(Source records)
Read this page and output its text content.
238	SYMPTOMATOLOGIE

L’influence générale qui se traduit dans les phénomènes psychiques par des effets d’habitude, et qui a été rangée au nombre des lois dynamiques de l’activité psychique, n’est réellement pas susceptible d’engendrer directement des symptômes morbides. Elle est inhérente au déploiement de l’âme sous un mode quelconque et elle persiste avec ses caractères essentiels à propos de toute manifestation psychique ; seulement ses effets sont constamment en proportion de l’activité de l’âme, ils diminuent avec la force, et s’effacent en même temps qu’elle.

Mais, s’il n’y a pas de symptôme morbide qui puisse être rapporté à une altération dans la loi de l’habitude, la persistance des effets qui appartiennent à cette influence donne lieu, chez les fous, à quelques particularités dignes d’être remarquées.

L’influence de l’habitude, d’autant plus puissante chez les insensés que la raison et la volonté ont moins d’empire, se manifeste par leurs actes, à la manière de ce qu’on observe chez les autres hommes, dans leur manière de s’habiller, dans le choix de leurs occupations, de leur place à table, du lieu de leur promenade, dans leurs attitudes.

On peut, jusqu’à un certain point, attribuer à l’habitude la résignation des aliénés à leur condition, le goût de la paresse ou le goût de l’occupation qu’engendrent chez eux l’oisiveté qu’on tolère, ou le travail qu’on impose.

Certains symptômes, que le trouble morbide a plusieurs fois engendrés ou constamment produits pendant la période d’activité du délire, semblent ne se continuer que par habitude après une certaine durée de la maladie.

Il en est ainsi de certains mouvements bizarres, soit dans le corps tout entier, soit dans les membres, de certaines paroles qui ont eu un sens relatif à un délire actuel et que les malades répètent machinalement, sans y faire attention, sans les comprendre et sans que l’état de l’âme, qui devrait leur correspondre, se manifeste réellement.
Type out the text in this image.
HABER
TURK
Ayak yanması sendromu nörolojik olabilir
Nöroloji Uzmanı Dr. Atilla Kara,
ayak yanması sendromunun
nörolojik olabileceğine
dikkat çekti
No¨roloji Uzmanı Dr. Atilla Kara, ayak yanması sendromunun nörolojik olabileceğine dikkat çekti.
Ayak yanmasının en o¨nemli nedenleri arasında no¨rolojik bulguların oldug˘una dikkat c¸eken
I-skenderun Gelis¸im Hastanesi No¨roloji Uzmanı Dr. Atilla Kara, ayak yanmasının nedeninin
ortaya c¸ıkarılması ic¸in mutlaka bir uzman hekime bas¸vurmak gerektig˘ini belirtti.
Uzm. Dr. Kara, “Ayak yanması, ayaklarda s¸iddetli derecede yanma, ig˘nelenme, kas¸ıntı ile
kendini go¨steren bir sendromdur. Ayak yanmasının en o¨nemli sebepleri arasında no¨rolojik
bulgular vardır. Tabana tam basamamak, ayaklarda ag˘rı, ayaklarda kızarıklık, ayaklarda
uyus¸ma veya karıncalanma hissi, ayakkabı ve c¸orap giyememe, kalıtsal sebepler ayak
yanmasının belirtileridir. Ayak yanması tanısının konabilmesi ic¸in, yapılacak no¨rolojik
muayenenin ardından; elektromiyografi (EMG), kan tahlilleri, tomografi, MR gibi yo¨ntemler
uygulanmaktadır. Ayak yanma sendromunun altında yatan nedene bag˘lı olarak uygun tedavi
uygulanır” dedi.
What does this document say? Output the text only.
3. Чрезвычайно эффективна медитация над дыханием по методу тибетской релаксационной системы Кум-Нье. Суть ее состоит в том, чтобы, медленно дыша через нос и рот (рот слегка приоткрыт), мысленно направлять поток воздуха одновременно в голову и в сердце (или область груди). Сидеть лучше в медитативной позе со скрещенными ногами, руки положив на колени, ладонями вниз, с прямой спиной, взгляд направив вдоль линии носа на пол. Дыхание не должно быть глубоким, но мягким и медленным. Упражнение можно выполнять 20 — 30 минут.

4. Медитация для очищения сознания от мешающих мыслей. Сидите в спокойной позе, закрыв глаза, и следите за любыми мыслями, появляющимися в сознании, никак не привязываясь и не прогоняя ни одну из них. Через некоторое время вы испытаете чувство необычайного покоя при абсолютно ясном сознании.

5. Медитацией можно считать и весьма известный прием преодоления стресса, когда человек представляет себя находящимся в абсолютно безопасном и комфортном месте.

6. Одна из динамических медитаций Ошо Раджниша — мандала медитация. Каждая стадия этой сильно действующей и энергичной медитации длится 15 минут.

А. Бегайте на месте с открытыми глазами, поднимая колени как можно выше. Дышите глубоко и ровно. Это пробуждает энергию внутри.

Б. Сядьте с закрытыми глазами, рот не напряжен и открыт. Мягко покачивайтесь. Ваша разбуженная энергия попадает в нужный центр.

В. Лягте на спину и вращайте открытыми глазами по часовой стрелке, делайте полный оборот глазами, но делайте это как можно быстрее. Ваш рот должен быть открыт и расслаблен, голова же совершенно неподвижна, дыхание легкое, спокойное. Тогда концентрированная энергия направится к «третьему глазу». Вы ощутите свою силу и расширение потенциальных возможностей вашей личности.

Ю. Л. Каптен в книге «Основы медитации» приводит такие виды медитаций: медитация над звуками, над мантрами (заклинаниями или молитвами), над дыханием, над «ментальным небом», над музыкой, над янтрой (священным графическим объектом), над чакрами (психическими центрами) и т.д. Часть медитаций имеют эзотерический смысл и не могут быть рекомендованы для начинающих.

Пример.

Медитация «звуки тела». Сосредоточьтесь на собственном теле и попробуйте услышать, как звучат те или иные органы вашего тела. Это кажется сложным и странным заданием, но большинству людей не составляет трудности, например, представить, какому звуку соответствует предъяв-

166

** SHORT EXERCISE **
Search the lines for "Atilla". Copy each line that has it.

** FULL ANSWER **
Nöroloji Uzmanı Dr. Atilla Kara,
No¨roloji Uzmanı Dr. Atilla Kara, ayak yanması sendromunun nörolojik olabileceğine dikkat çekti.
I-skenderun Gelis¸im Hastanesi No¨roloji Uzmanı Dr. Atilla Kara, ayak yanmasının nedeninin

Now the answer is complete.